-- OBJECTIVE --
Lines that hold the word "JSON" should be located and copied.
───── INPUT FOR THIS TASK ─────
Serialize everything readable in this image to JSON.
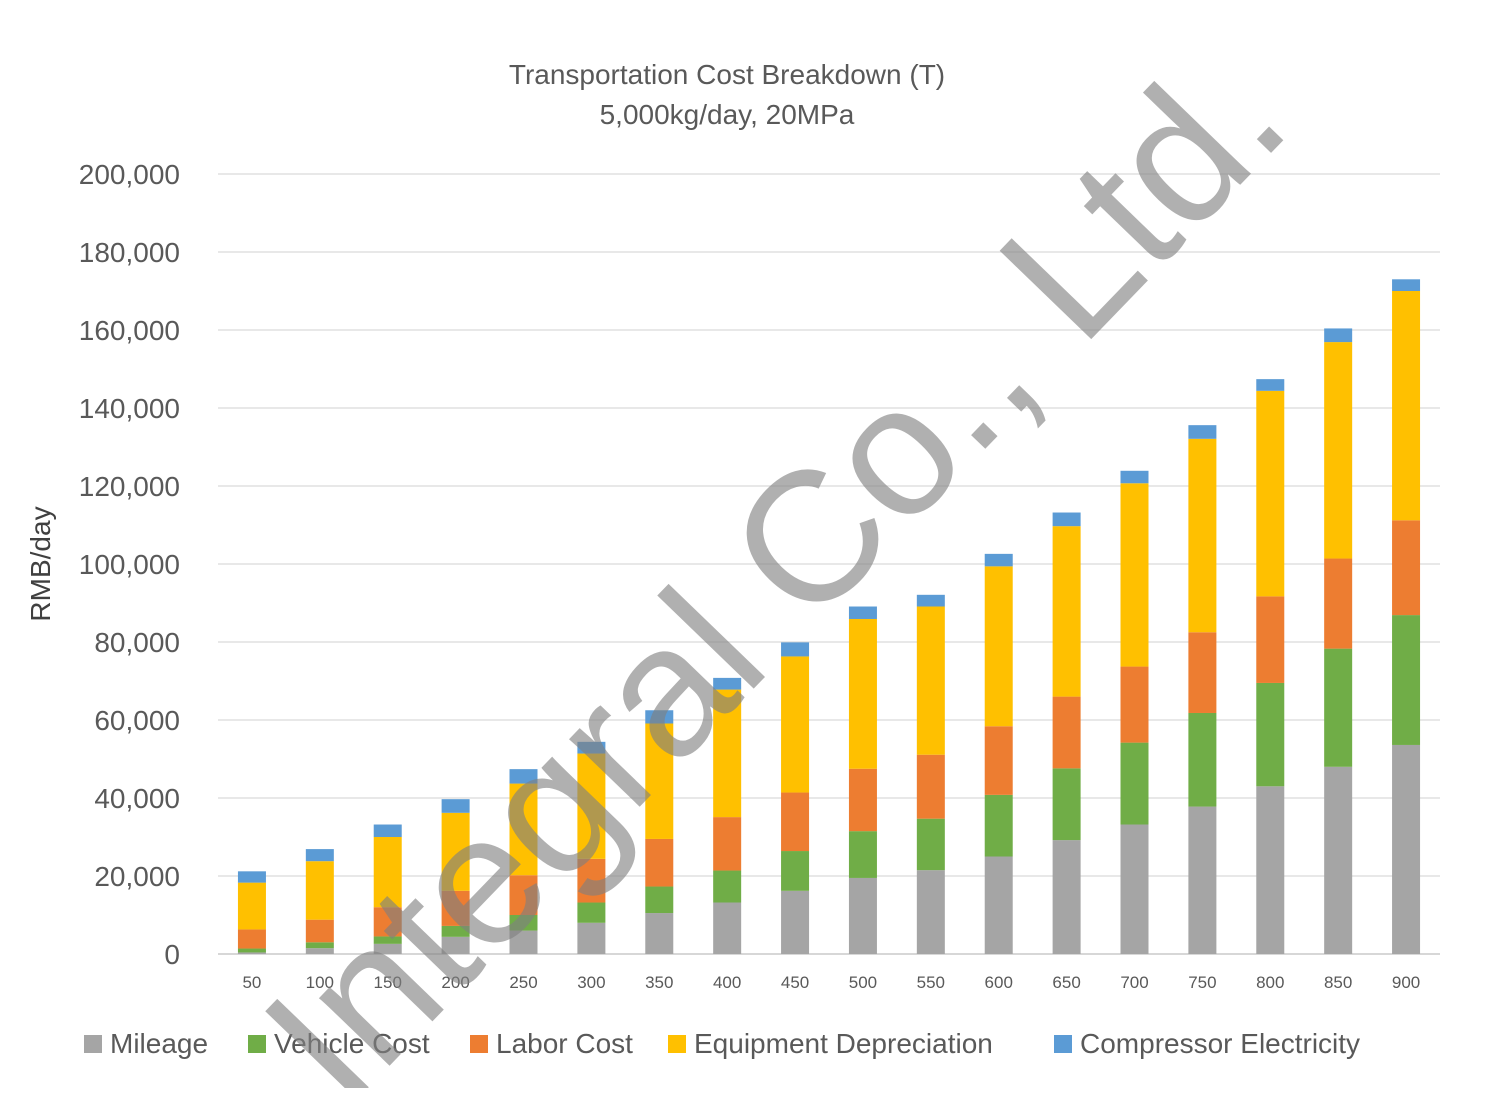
{
  "chart_data": {
    "type": "bar",
    "stacked": true,
    "title": "Transportation Cost Breakdown (T)",
    "subtitle": "5,000kg/day, 20MPa",
    "xlabel": "",
    "ylabel": "RMB/day",
    "ylim": [
      0,
      200000
    ],
    "yticks": [
      0,
      20000,
      40000,
      60000,
      80000,
      100000,
      120000,
      140000,
      160000,
      180000,
      200000
    ],
    "ytick_labels": [
      "0",
      "20,000",
      "40,000",
      "60,000",
      "80,000",
      "100,000",
      "120,000",
      "140,000",
      "160,000",
      "180,000",
      "200,000"
    ],
    "grid": true,
    "legend_position": "bottom",
    "categories": [
      "50",
      "100",
      "150",
      "200",
      "250",
      "300",
      "350",
      "400",
      "450",
      "500",
      "550",
      "600",
      "650",
      "700",
      "750",
      "800",
      "850",
      "900"
    ],
    "series": [
      {
        "name": "Mileage",
        "color": "#a5a5a5",
        "values": [
          400,
          1500,
          2600,
          4400,
          6000,
          8000,
          10500,
          13200,
          16200,
          19500,
          21500,
          25000,
          29200,
          33200,
          37800,
          43000,
          48000,
          53600
        ]
      },
      {
        "name": "Vehicle Cost",
        "color": "#70ad47",
        "values": [
          1000,
          1500,
          1900,
          2800,
          4000,
          5200,
          6800,
          8200,
          10200,
          12000,
          13200,
          15800,
          18400,
          21000,
          24000,
          26500,
          30300,
          33300
        ]
      },
      {
        "name": "Labor Cost",
        "color": "#ed7d31",
        "values": [
          4900,
          5800,
          7500,
          9000,
          10200,
          11200,
          12200,
          13700,
          15000,
          16000,
          16400,
          17600,
          18400,
          19500,
          20700,
          22200,
          23100,
          24300
        ]
      },
      {
        "name": "Equipment Depreciation",
        "color": "#ffc000",
        "values": [
          12000,
          15000,
          18000,
          20000,
          23500,
          27000,
          29600,
          32700,
          34900,
          38400,
          38000,
          41000,
          43700,
          47000,
          49600,
          52700,
          55500,
          58800
        ]
      },
      {
        "name": "Compressor Electricity",
        "color": "#5b9bd5",
        "values": [
          2900,
          3100,
          3200,
          3500,
          3700,
          3000,
          3400,
          3000,
          3600,
          3200,
          3000,
          3200,
          3500,
          3200,
          3500,
          3000,
          3500,
          3000
        ]
      }
    ]
  },
  "watermark": "Integral Co., Ltd."
}
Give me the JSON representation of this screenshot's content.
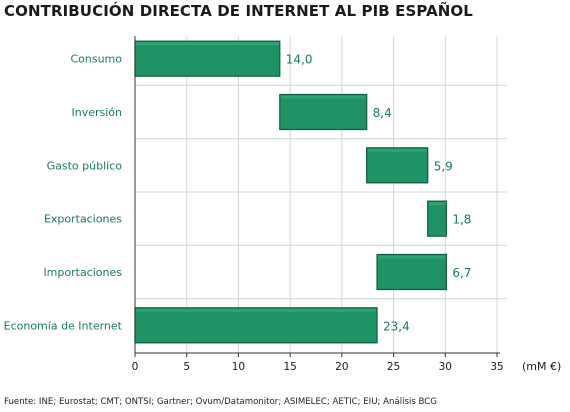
{
  "colors": {
    "bar": "#1e9366",
    "bar_edge": "#0f5a3c",
    "label": "#1e7a55",
    "grid": "#d4d4d4"
  },
  "chart_data": {
    "type": "bar",
    "orientation": "horizontal-waterfall",
    "title": "CONTRIBUCIÓN DIRECTA DE INTERNET AL PIB ESPAÑOL",
    "source": "Fuente: INE; Eurostat; CMT; ONTSI; Gartner; Ovum/Datamonitor; ASIMELEC; AETIC; EIU; Análisis BCG",
    "unit_label": "(mM €)",
    "categories": [
      "Consumo",
      "Inversión",
      "Gasto público",
      "Exportaciones",
      "Importaciones",
      "Economía de Internet"
    ],
    "values": [
      14.0,
      8.4,
      5.9,
      1.8,
      6.7,
      23.4
    ],
    "value_labels": [
      "14,0",
      "8,4",
      "5,9",
      "1,8",
      "6,7",
      "23,4"
    ],
    "bar_start": [
      0,
      14.0,
      22.4,
      28.3,
      23.4,
      0
    ],
    "bar_end": [
      14.0,
      22.4,
      28.3,
      30.1,
      30.1,
      23.4
    ],
    "xlim": [
      0,
      35
    ],
    "xticks": [
      0,
      5,
      10,
      15,
      20,
      25,
      30,
      35
    ],
    "grid": true
  }
}
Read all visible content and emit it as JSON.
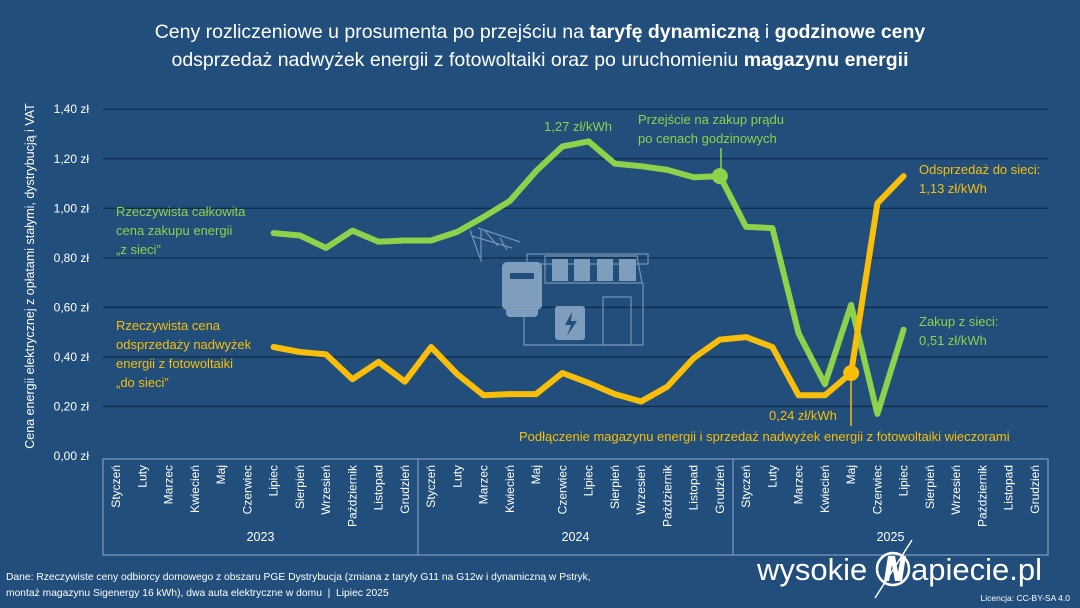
{
  "title": {
    "line1": [
      {
        "text": "Ceny rozliczeniowe u prosumenta po przejściu na ",
        "bold": false
      },
      {
        "text": "taryfę dynamiczną",
        "bold": true
      },
      {
        "text": " i ",
        "bold": false
      },
      {
        "text": "godzinowe ceny",
        "bold": true
      }
    ],
    "line2": [
      {
        "text": "odsprzedaż nadwyżek energii z fotowoltaiki oraz po uruchomieniu ",
        "bold": false
      },
      {
        "text": "magazynu energii",
        "bold": true
      }
    ]
  },
  "colors": {
    "background": "#214e7b",
    "green": "#8dd24a",
    "yellow": "#f8be0a",
    "grid": "#0f2d4b",
    "text": "#ffffff"
  },
  "chart_data": {
    "type": "line",
    "ylabel": "Cena energii elektrycznej z opłatami stałymi, dystrybucją i VAT",
    "ylim": [
      0,
      1.4
    ],
    "yticks": [
      0,
      0.2,
      0.4,
      0.6,
      0.8,
      1.0,
      1.2,
      1.4
    ],
    "ytick_labels": [
      "0,00 zł",
      "0,20 zł",
      "0,40 zł",
      "0,60 zł",
      "0,80 zł",
      "1,00 zł",
      "1,20 zł",
      "1,40 zł"
    ],
    "grid": true,
    "years": [
      "2023",
      "2024",
      "2025"
    ],
    "months": [
      "Styczeń",
      "Luty",
      "Marzec",
      "Kwiecień",
      "Maj",
      "Czerwiec",
      "Lipiec",
      "Sierpień",
      "Wrzesień",
      "Październik",
      "Listopad",
      "Grudzień"
    ],
    "series": [
      {
        "name": "Rzeczywista całkowita cena zakupu energii „z sieci”",
        "color": "#8dd24a",
        "values": [
          null,
          null,
          null,
          null,
          null,
          null,
          0.9,
          0.89,
          0.84,
          0.91,
          0.865,
          0.87,
          0.87,
          0.905,
          0.965,
          1.03,
          1.15,
          1.25,
          1.27,
          1.18,
          1.17,
          1.155,
          1.125,
          1.13,
          0.925,
          0.92,
          0.495,
          0.29,
          0.61,
          0.17,
          0.51,
          null,
          null,
          null,
          null,
          null
        ]
      },
      {
        "name": "Rzeczywista cena odsprzedaży nadwyżek energii z fotowoltaiki „do sieci”",
        "color": "#f8be0a",
        "values": [
          null,
          null,
          null,
          null,
          null,
          null,
          0.44,
          0.42,
          0.41,
          0.31,
          0.38,
          0.3,
          0.44,
          0.33,
          0.245,
          0.25,
          0.25,
          0.335,
          0.295,
          0.25,
          0.22,
          0.28,
          0.395,
          0.47,
          0.48,
          0.44,
          0.245,
          0.245,
          0.335,
          1.02,
          1.13,
          null,
          null,
          null,
          null,
          null
        ]
      }
    ],
    "annotations": {
      "green_peak": "1,27 zł/kWh",
      "green_switch": [
        "Przejście na zakup prądu",
        "po cenach godzinowych"
      ],
      "green_legend": [
        "Rzeczywista całkowita",
        "cena zakupu energii",
        "„z sieci”"
      ],
      "yellow_legend": [
        "Rzeczywista cena",
        "odsprzedaży nadwyżek",
        "energii z fotowoltaiki",
        "„do sieci”"
      ],
      "yellow_end": [
        "Odsprzedaż do sieci:",
        "1,13 zł/kWh"
      ],
      "green_end": [
        "Zakup z sieci:",
        "0,51 zł/kWh"
      ],
      "yellow_storage_value": "0,24 zł/kWh",
      "yellow_storage": "Podłączenie magazynu energii i sprzedaż nadwyżek energii z fotowoltaiki wieczorami"
    }
  },
  "footer": {
    "source_line1": "Dane: Rzeczywiste ceny odbiorcy domowego z obszaru PGE Dystrybucja (zmiana z taryfy G11 na G12w i dynamiczną w Pstryk,",
    "source_line2": "montaż magazynu Sigenergy 16 kWh), dwa auta elektryczne w domu  |  Lipiec 2025",
    "logo": "wysokienapiecie.pl",
    "logo_left": "wysokie",
    "logo_right": "apiecie.pl",
    "license": "Licencja: CC-BY-SA 4.0"
  },
  "illustration": "house-with-meter-solar-panels-battery-icon"
}
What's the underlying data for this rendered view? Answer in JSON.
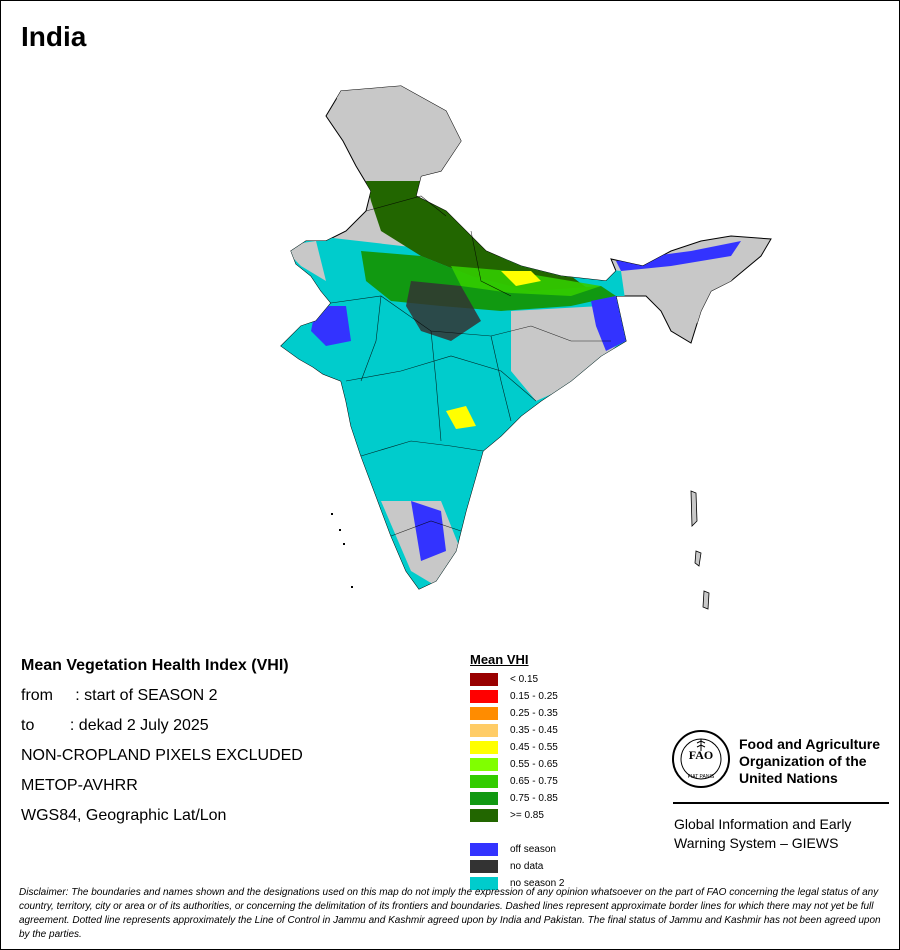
{
  "title": "India",
  "info": {
    "subtitle": "Mean Vegetation Health Index (VHI)",
    "from_line": "from     : start of SEASON 2",
    "to_line": "to        : dekad 2 July 2025",
    "mask_line": "NON-CROPLAND PIXELS EXCLUDED",
    "sensor_line": "METOP-AVHRR",
    "projection_line": "WGS84, Geographic Lat/Lon"
  },
  "legend": {
    "title": "Mean VHI",
    "classes": [
      {
        "label": "< 0.15",
        "color": "#990000"
      },
      {
        "label": "0.15 - 0.25",
        "color": "#ff0000"
      },
      {
        "label": "0.25 - 0.35",
        "color": "#ff8c00"
      },
      {
        "label": "0.35 - 0.45",
        "color": "#ffcc66"
      },
      {
        "label": "0.45 - 0.55",
        "color": "#ffff00"
      },
      {
        "label": "0.55 - 0.65",
        "color": "#80ff00"
      },
      {
        "label": "0.65 - 0.75",
        "color": "#33cc00"
      },
      {
        "label": "0.75 - 0.85",
        "color": "#119911"
      },
      {
        "label": ">= 0.85",
        "color": "#226600"
      }
    ],
    "special": [
      {
        "label": "off season",
        "color": "#3333ff"
      },
      {
        "label": "no data",
        "color": "#333333"
      },
      {
        "label": "no season 2",
        "color": "#00cccc"
      }
    ]
  },
  "fao": {
    "name_line1": "Food and Agriculture",
    "name_line2": "Organization of the",
    "name_line3": "United Nations",
    "logo_text": "FAO",
    "motto": "FIAT PANIS",
    "giews_line1": "Global Information and Early",
    "giews_line2": "Warning System – GIEWS"
  },
  "disclaimer": "Disclaimer: The boundaries and names shown and the designations used on this map do not imply the expression of any opinion whatsoever on the part of FAO concerning the legal status of any country, territory, city or area or of its authorities, or concerning the delimitation of its frontiers and boundaries. Dashed lines represent approximate border lines for which there may not yet be full agreement. Dotted line represents approximately the Line of Control in Jammu and Kashmir agreed upon by India and Pakistan. The final status of Jammu and Kashmir has not been agreed upon by the parties.",
  "map_colors": {
    "background_land": "#c8c8c8",
    "no_season": "#00cccc",
    "dark_green": "#226600",
    "mid_green": "#119911",
    "light_green": "#33cc00",
    "yellow": "#ffff00",
    "off_season": "#3333ff",
    "no_data": "#333333"
  }
}
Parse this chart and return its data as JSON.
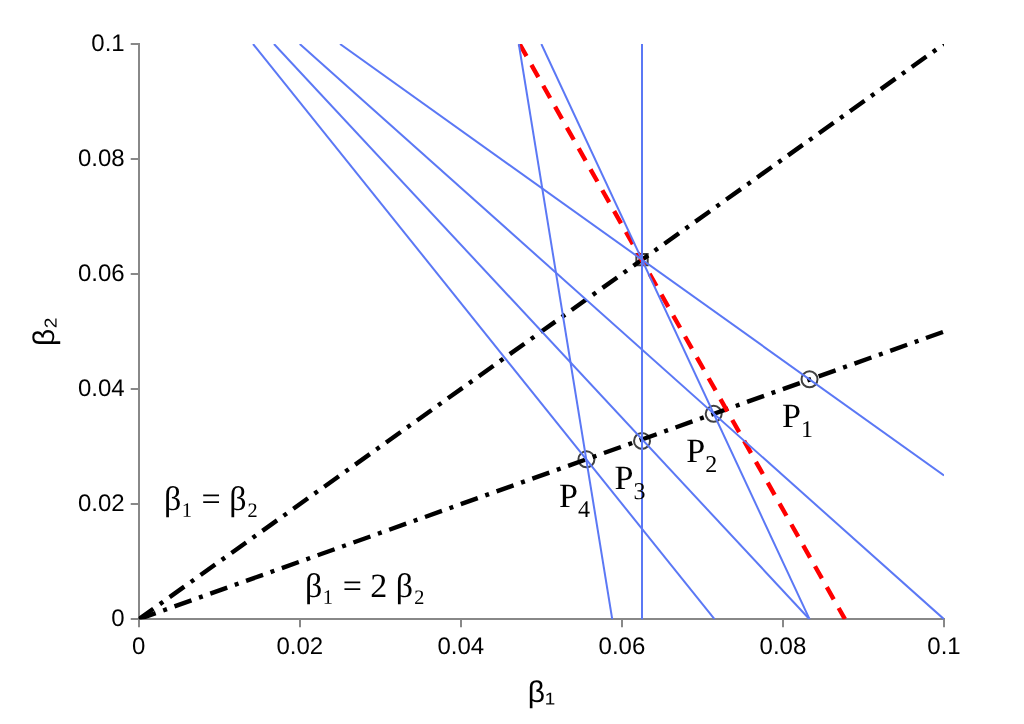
{
  "chart_data": {
    "type": "line",
    "xlabel": "β₁",
    "ylabel": "β₂",
    "xlim": [
      0,
      0.1
    ],
    "ylim": [
      0,
      0.1
    ],
    "xticks": [
      0,
      0.02,
      0.04,
      0.06,
      0.08,
      0.1
    ],
    "yticks": [
      0,
      0.02,
      0.04,
      0.06,
      0.08,
      0.1
    ],
    "grid": false,
    "legend": false,
    "series": [
      {
        "color": "#5b78f5",
        "x": [
          0.0142,
          0.0715
        ],
        "values": [
          0.1,
          0
        ],
        "line_style": "solid",
        "marker": "none"
      },
      {
        "color": "#5b78f5",
        "x": [
          0.0168,
          0.0833
        ],
        "values": [
          0.1,
          0
        ],
        "line_style": "solid",
        "marker": "none"
      },
      {
        "color": "#5b78f5",
        "x": [
          0.02,
          0.1
        ],
        "values": [
          0.1,
          0
        ],
        "line_style": "solid",
        "marker": "none"
      },
      {
        "color": "#5b78f5",
        "x": [
          0.025,
          0.1
        ],
        "values": [
          0.1,
          0.025
        ],
        "line_style": "solid",
        "marker": "none"
      },
      {
        "color": "#5b78f5",
        "x": [
          0.0472,
          0.0588
        ],
        "values": [
          0.1,
          0
        ],
        "line_style": "solid",
        "marker": "none"
      },
      {
        "color": "#5b78f5",
        "x": [
          0.05,
          0.0833
        ],
        "values": [
          0.1,
          0
        ],
        "line_style": "solid",
        "marker": "none"
      },
      {
        "color": "#5b78f5",
        "x": [
          0.0625,
          0.0625
        ],
        "values": [
          0.1,
          0
        ],
        "line_style": "solid",
        "marker": "none"
      },
      {
        "color": "#ff0000",
        "x": [
          0.0473,
          0.0877
        ],
        "values": [
          0.1,
          0
        ],
        "line_style": "dashed",
        "marker": "none"
      },
      {
        "color": "#000000",
        "x": [
          0,
          0.1
        ],
        "values": [
          0,
          0.1
        ],
        "line_style": "dashdot",
        "marker": "none"
      },
      {
        "color": "#000000",
        "x": [
          0,
          0.1
        ],
        "values": [
          0,
          0.05
        ],
        "line_style": "dashdot",
        "marker": "none"
      },
      {
        "type": "scatter",
        "color": "#404040",
        "x": [
          0.0833,
          0.0714,
          0.0625,
          0.0556
        ],
        "values": [
          0.0417,
          0.0357,
          0.031,
          0.0278
        ],
        "marker": "circle"
      },
      {
        "type": "scatter",
        "color": "#404040",
        "x": [
          0.0625
        ],
        "values": [
          0.0625
        ],
        "marker": "square"
      }
    ],
    "annotations": [
      {
        "text": "P$_{1}$",
        "x": 0.0833,
        "y": 0.0417
      },
      {
        "text": "P$_{2}$",
        "x": 0.0714,
        "y": 0.0357
      },
      {
        "text": "P$_{3}$",
        "x": 0.0625,
        "y": 0.031
      },
      {
        "text": "P$_{4}$",
        "x": 0.0556,
        "y": 0.0278
      },
      "β₁ = β₂",
      "β₁ = 2 β₂"
    ]
  }
}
─────
-- ANSWER TO THIS TASK --
Serialize everything readable in this image to JSON.
Give me the JSON representation of this screenshot's content.
Read all visible content and emit it as JSON.
What's the underlying data for this rendered view? Answer in JSON.
Parse this chart and return its data as JSON.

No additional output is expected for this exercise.